Can you copy out the data exactly? Leave the images out.

LISTING

§

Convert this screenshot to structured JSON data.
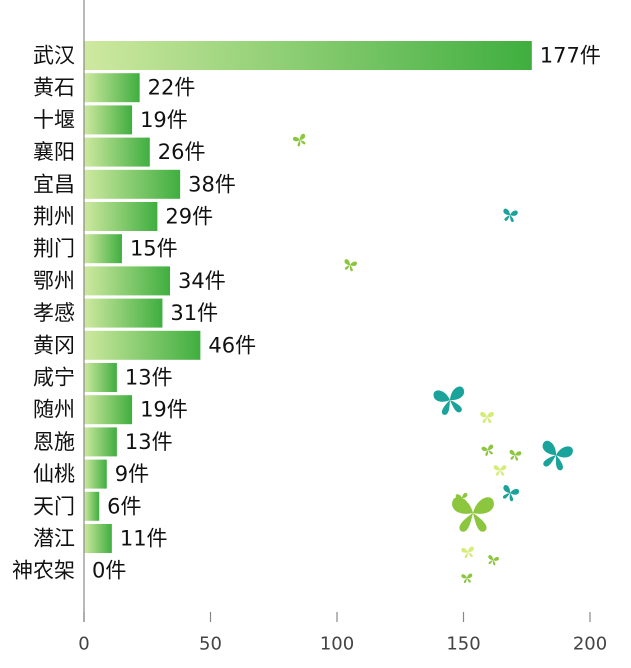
{
  "chart_data": {
    "type": "bar",
    "orientation": "horizontal",
    "categories": [
      "武汉",
      "黄石",
      "十堰",
      "襄阳",
      "宜昌",
      "荆州",
      "荆门",
      "鄂州",
      "孝感",
      "黄冈",
      "咸宁",
      "随州",
      "恩施",
      "仙桃",
      "天门",
      "潜江",
      "神农架"
    ],
    "values": [
      177,
      22,
      19,
      26,
      38,
      29,
      15,
      34,
      31,
      46,
      13,
      19,
      13,
      9,
      6,
      11,
      0
    ],
    "value_labels": [
      "177件",
      "22件",
      "19件",
      "26件",
      "38件",
      "29件",
      "15件",
      "34件",
      "31件",
      "46件",
      "13件",
      "19件",
      "13件",
      "9件",
      "6件",
      "11件",
      "0件"
    ],
    "title": "",
    "xlabel": "",
    "ylabel": "",
    "xlim": [
      0,
      200
    ],
    "x_ticks": [
      0,
      50,
      100,
      150,
      200
    ],
    "x_tick_labels": [
      "0",
      "50",
      "100",
      "150",
      "200"
    ],
    "grid": false,
    "legend": "none",
    "colors": {
      "bar_light": "#cfe9a0",
      "bar_dark": "#3fae3f",
      "text": "#111111",
      "axis": "#888888",
      "butterfly_teal": "#1aa39a",
      "butterfly_lime": "#8cc63f",
      "butterfly_pale": "#d6ec7a"
    }
  },
  "decorations": {
    "icons": [
      "butterfly-icon"
    ]
  }
}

§

FINAL RESULT
Convert this screenshot to structured JSON data.
{
  "chart_data": {
    "type": "bar",
    "orientation": "horizontal",
    "categories": [
      "武汉",
      "黄石",
      "十堰",
      "襄阳",
      "宜昌",
      "荆州",
      "荆门",
      "鄂州",
      "孝感",
      "黄冈",
      "咸宁",
      "随州",
      "恩施",
      "仙桃",
      "天门",
      "潜江",
      "神农架"
    ],
    "values": [
      177,
      22,
      19,
      26,
      38,
      29,
      15,
      34,
      31,
      46,
      13,
      19,
      13,
      9,
      6,
      11,
      0
    ],
    "value_labels": [
      "177件",
      "22件",
      "19件",
      "26件",
      "38件",
      "29件",
      "15件",
      "34件",
      "31件",
      "46件",
      "13件",
      "19件",
      "13件",
      "9件",
      "6件",
      "11件",
      "0件"
    ],
    "title": "",
    "xlabel": "",
    "ylabel": "",
    "xlim": [
      0,
      200
    ],
    "x_ticks": [
      0,
      50,
      100,
      150,
      200
    ],
    "x_tick_labels": [
      "0",
      "50",
      "100",
      "150",
      "200"
    ],
    "grid": false,
    "legend": "none",
    "colors": {
      "bar_light": "#cfe9a0",
      "bar_dark": "#3fae3f",
      "text": "#111111",
      "axis": "#888888",
      "butterfly_teal": "#1aa39a",
      "butterfly_lime": "#8cc63f",
      "butterfly_pale": "#d6ec7a"
    }
  },
  "decorations": {
    "icons": [
      "butterfly-icon"
    ]
  }
}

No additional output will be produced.